> **DIRECTIVE**: Pick out and copy every line below that has the word "GCSE".

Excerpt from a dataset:
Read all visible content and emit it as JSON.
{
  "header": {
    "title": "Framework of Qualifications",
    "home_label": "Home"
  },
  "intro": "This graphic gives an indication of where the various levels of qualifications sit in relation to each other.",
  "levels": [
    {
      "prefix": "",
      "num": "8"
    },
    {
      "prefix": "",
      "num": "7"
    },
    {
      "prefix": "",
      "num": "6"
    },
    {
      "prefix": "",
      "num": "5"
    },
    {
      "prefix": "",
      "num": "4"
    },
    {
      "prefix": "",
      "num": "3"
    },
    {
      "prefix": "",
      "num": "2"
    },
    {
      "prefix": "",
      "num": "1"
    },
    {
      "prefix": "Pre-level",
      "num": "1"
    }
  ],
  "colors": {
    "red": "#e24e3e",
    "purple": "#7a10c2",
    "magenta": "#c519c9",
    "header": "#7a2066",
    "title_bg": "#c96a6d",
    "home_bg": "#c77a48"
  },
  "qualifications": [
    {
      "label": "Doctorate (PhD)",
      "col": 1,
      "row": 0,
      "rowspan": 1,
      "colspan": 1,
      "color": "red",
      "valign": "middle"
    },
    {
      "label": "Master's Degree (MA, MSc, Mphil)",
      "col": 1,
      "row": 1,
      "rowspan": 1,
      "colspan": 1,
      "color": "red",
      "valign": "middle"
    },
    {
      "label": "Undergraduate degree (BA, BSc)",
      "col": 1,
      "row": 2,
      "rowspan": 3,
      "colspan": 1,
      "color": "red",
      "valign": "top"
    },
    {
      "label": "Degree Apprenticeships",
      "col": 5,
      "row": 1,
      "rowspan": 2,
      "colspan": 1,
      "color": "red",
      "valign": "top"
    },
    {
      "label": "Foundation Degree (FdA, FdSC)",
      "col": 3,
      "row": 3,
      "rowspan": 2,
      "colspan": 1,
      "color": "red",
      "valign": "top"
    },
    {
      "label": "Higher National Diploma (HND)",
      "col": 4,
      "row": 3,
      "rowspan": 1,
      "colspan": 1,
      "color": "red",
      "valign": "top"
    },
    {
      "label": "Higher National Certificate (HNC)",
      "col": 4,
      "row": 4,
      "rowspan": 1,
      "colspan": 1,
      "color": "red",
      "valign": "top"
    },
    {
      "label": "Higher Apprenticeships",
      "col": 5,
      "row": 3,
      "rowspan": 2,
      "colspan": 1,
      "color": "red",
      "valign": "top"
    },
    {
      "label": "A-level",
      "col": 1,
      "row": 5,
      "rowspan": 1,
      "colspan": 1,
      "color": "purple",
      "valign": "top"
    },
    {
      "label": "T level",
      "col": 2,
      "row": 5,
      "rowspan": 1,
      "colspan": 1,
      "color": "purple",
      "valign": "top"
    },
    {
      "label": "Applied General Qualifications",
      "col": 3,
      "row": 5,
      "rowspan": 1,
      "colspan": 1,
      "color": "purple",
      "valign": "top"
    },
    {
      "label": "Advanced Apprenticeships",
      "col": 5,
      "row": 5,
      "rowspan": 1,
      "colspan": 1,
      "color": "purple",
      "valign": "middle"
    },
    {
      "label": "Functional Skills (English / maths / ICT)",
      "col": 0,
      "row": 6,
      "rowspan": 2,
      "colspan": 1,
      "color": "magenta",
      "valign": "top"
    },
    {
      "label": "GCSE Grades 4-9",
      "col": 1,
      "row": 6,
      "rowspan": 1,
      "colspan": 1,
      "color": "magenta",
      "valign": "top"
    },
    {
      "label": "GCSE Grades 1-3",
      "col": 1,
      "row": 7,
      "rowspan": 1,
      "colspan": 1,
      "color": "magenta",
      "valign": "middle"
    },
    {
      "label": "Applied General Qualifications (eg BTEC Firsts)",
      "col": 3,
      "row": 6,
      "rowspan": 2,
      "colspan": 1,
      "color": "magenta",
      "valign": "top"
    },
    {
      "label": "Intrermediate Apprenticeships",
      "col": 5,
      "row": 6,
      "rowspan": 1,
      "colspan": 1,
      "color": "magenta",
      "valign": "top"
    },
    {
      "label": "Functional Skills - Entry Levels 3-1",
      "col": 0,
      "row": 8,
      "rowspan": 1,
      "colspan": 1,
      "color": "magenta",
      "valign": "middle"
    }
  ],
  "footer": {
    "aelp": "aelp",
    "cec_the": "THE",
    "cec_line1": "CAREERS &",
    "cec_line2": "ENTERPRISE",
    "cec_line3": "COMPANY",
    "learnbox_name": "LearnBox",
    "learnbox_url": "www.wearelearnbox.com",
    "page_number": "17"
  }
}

> **THE OUTPUT**:
      "label": "GCSE Grades 4-9",
      "label": "GCSE Grades 1-3",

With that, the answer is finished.